▼

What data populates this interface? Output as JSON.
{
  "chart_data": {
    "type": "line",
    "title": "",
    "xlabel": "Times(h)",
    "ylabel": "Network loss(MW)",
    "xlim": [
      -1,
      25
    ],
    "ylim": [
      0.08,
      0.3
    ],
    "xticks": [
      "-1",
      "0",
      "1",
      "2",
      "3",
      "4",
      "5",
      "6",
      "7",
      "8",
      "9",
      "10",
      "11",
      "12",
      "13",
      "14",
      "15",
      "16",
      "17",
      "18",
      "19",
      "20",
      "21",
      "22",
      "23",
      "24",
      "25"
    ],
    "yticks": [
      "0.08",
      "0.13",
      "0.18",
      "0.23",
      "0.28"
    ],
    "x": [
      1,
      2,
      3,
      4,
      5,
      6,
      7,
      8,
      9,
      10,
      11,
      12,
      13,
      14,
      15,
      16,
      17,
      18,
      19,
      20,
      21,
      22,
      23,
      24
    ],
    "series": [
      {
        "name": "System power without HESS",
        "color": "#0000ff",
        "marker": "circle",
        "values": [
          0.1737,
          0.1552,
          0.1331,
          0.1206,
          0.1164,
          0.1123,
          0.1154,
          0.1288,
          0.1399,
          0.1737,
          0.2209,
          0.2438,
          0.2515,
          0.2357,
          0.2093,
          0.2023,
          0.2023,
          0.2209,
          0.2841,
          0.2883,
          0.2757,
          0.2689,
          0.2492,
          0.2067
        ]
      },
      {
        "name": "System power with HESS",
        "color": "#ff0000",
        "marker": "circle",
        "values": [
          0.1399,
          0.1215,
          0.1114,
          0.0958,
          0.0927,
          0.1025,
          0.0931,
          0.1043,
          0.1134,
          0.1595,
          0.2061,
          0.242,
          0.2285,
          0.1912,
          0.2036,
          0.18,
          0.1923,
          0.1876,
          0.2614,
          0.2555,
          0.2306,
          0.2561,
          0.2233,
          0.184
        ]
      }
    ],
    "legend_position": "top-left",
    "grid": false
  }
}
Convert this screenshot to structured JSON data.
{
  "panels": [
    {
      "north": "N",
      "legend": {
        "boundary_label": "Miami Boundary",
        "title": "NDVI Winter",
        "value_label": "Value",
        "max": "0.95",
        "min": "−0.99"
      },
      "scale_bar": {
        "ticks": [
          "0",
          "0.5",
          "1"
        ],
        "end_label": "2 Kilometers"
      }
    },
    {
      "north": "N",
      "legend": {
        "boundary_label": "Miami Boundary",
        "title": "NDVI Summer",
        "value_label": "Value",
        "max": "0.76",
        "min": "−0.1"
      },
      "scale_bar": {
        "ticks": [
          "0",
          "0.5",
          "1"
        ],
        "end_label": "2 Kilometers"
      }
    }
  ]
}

▲

**TASK OBJECTIVE**:
Repeat only the lines running from the line that contains "Convert this screenshot" through the last line above, inclusive.

**THE RESPONSE**:
Convert this screenshot to structured JSON data.
{
  "panels": [
    {
      "north": "N",
      "legend": {
        "boundary_label": "Miami Boundary",
        "title": "NDVI Winter",
        "value_label": "Value",
        "max": "0.95",
        "min": "−0.99"
      },
      "scale_bar": {
        "ticks": [
          "0",
          "0.5",
          "1"
        ],
        "end_label": "2 Kilometers"
      }
    },
    {
      "north": "N",
      "legend": {
        "boundary_label": "Miami Boundary",
        "title": "NDVI Summer",
        "value_label": "Value",
        "max": "0.76",
        "min": "−0.1"
      },
      "scale_bar": {
        "ticks": [
          "0",
          "0.5",
          "1"
        ],
        "end_label": "2 Kilometers"
      }
    }
  ]
}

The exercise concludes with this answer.